Your goal> Copy each line below in which the string "density" occurs.

Material for this exercise>
========
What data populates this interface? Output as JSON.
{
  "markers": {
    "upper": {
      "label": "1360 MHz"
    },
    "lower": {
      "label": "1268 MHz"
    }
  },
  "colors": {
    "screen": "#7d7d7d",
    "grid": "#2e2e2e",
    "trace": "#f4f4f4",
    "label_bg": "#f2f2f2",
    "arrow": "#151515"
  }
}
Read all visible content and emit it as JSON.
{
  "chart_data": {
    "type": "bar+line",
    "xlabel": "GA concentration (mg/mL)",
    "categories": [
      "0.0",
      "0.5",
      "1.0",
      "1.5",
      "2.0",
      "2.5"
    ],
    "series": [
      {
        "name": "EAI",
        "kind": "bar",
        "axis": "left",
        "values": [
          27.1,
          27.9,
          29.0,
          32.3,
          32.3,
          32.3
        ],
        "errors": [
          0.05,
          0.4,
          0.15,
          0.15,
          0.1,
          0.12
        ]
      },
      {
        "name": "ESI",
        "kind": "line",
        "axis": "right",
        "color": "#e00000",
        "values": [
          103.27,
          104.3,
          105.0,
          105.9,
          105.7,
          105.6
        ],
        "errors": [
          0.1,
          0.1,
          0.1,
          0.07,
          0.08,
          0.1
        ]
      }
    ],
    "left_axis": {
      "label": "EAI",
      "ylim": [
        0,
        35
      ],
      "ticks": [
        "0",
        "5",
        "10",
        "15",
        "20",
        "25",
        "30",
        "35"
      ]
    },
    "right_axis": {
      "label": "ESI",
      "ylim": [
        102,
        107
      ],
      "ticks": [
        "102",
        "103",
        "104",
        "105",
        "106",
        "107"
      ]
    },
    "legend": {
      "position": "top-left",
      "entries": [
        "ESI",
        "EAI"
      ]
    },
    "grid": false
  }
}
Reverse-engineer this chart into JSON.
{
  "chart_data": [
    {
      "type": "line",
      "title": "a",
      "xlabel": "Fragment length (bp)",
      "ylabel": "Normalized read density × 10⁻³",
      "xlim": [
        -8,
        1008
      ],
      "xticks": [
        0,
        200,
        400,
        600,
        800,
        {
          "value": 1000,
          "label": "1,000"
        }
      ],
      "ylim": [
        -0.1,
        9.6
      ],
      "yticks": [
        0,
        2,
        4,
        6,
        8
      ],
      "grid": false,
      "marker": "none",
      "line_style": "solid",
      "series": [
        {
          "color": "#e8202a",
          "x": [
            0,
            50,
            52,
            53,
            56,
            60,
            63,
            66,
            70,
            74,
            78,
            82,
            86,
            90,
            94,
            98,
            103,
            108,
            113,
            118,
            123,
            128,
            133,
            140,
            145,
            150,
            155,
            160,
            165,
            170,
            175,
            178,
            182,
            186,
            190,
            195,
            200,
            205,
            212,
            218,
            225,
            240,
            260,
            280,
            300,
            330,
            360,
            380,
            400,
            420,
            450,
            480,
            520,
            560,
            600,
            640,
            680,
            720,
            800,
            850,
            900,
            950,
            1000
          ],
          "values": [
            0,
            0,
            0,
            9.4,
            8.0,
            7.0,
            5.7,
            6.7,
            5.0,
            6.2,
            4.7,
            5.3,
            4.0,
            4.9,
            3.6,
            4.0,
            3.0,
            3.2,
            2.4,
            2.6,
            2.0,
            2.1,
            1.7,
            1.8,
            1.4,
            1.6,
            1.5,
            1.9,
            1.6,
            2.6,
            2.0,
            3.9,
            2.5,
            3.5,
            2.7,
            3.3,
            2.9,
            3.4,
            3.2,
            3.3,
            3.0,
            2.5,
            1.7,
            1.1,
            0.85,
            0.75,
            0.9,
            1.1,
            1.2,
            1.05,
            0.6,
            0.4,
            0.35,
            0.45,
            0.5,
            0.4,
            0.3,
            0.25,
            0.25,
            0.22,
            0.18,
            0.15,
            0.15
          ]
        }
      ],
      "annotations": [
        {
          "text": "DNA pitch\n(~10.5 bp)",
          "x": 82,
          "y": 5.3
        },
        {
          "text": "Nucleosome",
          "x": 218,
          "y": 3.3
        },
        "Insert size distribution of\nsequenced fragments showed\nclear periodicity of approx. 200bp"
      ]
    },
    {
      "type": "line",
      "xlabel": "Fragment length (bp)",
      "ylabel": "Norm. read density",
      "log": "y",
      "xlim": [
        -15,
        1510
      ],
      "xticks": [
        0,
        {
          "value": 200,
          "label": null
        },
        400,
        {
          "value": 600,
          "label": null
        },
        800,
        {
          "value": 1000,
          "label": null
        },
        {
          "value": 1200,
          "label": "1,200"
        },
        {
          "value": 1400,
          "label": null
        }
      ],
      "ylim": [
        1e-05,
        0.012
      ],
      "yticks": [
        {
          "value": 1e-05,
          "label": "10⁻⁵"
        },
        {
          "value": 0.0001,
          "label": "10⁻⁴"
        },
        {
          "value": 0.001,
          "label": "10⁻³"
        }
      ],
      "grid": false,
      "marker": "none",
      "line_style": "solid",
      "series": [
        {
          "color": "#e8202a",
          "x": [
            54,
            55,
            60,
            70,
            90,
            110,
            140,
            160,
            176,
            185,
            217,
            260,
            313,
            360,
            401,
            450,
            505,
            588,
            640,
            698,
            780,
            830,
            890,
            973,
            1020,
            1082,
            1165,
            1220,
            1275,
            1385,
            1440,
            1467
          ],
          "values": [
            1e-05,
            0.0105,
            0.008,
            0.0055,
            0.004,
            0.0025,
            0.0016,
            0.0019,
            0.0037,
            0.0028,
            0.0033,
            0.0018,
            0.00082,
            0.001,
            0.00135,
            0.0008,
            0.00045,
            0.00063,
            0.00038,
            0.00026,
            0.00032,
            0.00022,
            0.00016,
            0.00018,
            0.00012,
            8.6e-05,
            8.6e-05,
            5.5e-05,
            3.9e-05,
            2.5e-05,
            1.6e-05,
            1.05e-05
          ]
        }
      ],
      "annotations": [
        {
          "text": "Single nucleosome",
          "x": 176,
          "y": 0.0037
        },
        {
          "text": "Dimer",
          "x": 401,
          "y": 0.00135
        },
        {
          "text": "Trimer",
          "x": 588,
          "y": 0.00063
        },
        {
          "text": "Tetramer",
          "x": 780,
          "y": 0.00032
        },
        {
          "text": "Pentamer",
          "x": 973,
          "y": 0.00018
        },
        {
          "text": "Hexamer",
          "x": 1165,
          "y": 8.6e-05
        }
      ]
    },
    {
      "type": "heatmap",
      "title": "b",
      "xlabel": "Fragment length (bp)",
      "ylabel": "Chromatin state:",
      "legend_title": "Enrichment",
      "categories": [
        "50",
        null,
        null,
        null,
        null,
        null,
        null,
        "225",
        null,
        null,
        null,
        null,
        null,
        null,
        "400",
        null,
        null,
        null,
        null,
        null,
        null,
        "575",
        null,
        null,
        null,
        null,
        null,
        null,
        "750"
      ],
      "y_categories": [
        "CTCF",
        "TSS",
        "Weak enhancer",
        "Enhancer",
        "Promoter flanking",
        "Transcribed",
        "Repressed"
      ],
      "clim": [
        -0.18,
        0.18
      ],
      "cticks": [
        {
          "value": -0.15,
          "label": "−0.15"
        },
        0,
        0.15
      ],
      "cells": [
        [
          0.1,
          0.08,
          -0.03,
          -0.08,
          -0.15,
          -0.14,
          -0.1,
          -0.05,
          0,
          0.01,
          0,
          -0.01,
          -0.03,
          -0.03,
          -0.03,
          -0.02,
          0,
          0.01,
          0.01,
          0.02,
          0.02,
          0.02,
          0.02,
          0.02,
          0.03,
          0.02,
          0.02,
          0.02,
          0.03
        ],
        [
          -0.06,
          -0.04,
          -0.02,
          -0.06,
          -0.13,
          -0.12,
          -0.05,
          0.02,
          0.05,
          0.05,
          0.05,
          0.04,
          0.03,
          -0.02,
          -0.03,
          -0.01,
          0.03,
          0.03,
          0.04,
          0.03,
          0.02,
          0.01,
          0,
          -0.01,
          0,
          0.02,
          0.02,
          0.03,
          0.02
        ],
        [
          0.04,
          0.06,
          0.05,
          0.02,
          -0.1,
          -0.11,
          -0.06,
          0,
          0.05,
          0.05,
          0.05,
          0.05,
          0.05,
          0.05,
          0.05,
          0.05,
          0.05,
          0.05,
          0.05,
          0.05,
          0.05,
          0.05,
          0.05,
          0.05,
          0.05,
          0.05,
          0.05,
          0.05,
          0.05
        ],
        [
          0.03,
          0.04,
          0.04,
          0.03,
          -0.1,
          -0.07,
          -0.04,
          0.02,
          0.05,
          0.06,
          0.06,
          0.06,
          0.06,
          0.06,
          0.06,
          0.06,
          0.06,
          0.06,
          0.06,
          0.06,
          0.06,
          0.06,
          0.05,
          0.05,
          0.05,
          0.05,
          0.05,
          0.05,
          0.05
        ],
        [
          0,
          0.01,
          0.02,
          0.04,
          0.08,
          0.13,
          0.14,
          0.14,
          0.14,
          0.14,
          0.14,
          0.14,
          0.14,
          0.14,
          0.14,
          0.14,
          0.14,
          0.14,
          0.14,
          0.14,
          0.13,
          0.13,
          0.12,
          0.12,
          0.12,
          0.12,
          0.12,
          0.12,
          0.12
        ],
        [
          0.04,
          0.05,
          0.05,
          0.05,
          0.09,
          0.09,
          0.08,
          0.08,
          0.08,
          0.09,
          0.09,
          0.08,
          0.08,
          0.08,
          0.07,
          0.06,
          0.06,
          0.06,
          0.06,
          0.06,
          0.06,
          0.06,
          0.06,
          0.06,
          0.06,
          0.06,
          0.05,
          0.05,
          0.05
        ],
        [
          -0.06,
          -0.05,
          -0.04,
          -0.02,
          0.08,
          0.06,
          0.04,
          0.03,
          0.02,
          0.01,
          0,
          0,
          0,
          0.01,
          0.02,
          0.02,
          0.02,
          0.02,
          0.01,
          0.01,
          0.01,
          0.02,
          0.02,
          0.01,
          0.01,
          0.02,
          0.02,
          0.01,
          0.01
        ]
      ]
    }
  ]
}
========
Response below>
      "ylabel": "Normalized read density × 10⁻³",
      "ylabel": "Norm. read density",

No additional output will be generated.